Retype the material word for word.

● ● ● ● ● ● ●

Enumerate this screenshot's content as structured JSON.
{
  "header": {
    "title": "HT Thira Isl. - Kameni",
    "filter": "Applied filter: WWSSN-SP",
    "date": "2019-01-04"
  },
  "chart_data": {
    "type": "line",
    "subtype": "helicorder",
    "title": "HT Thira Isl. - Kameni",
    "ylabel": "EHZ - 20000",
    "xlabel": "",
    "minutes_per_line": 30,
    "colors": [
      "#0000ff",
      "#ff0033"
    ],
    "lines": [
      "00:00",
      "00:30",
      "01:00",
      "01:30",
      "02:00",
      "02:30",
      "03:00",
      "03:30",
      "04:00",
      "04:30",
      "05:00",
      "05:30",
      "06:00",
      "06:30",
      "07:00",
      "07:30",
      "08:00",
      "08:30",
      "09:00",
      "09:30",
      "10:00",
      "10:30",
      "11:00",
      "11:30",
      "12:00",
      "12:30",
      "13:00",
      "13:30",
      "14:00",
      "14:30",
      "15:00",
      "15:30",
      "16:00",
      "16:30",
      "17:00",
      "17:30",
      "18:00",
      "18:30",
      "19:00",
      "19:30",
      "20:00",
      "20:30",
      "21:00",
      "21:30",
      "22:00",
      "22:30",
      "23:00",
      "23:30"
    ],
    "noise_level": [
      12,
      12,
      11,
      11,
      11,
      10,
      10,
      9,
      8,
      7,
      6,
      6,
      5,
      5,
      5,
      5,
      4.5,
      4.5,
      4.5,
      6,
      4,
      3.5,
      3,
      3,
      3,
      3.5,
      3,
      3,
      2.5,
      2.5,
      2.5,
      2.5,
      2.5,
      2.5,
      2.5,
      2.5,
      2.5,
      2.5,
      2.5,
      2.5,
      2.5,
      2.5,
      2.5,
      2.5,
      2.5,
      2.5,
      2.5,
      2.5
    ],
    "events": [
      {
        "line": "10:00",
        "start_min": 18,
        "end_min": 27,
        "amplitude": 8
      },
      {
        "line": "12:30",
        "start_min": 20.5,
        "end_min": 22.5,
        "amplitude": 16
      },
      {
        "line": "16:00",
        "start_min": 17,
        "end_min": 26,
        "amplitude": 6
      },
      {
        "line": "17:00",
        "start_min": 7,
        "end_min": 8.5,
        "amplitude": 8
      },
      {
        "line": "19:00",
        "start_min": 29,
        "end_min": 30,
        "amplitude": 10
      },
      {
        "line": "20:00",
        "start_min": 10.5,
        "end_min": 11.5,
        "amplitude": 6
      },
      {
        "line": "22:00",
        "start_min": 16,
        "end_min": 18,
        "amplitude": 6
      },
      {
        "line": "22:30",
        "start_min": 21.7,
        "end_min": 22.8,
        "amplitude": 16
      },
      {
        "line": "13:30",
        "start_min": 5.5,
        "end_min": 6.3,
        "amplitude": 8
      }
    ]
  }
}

● ● ● ● ● ● ●

Solution:
Enumerate this screenshot's content as structured JSON.
{
  "header": {
    "title": "HT Thira Isl. - Kameni",
    "filter": "Applied filter: WWSSN-SP",
    "date": "2019-01-04"
  },
  "chart_data": {
    "type": "line",
    "subtype": "helicorder",
    "title": "HT Thira Isl. - Kameni",
    "ylabel": "EHZ - 20000",
    "xlabel": "",
    "minutes_per_line": 30,
    "colors": [
      "#0000ff",
      "#ff0033"
    ],
    "lines": [
      "00:00",
      "00:30",
      "01:00",
      "01:30",
      "02:00",
      "02:30",
      "03:00",
      "03:30",
      "04:00",
      "04:30",
      "05:00",
      "05:30",
      "06:00",
      "06:30",
      "07:00",
      "07:30",
      "08:00",
      "08:30",
      "09:00",
      "09:30",
      "10:00",
      "10:30",
      "11:00",
      "11:30",
      "12:00",
      "12:30",
      "13:00",
      "13:30",
      "14:00",
      "14:30",
      "15:00",
      "15:30",
      "16:00",
      "16:30",
      "17:00",
      "17:30",
      "18:00",
      "18:30",
      "19:00",
      "19:30",
      "20:00",
      "20:30",
      "21:00",
      "21:30",
      "22:00",
      "22:30",
      "23:00",
      "23:30"
    ],
    "noise_level": [
      12,
      12,
      11,
      11,
      11,
      10,
      10,
      9,
      8,
      7,
      6,
      6,
      5,
      5,
      5,
      5,
      4.5,
      4.5,
      4.5,
      6,
      4,
      3.5,
      3,
      3,
      3,
      3.5,
      3,
      3,
      2.5,
      2.5,
      2.5,
      2.5,
      2.5,
      2.5,
      2.5,
      2.5,
      2.5,
      2.5,
      2.5,
      2.5,
      2.5,
      2.5,
      2.5,
      2.5,
      2.5,
      2.5,
      2.5,
      2.5
    ],
    "events": [
      {
        "line": "10:00",
        "start_min": 18,
        "end_min": 27,
        "amplitude": 8
      },
      {
        "line": "12:30",
        "start_min": 20.5,
        "end_min": 22.5,
        "amplitude": 16
      },
      {
        "line": "16:00",
        "start_min": 17,
        "end_min": 26,
        "amplitude": 6
      },
      {
        "line": "17:00",
        "start_min": 7,
        "end_min": 8.5,
        "amplitude": 8
      },
      {
        "line": "19:00",
        "start_min": 29,
        "end_min": 30,
        "amplitude": 10
      },
      {
        "line": "20:00",
        "start_min": 10.5,
        "end_min": 11.5,
        "amplitude": 6
      },
      {
        "line": "22:00",
        "start_min": 16,
        "end_min": 18,
        "amplitude": 6
      },
      {
        "line": "22:30",
        "start_min": 21.7,
        "end_min": 22.8,
        "amplitude": 16
      },
      {
        "line": "13:30",
        "start_min": 5.5,
        "end_min": 6.3,
        "amplitude": 8
      }
    ]
  }
}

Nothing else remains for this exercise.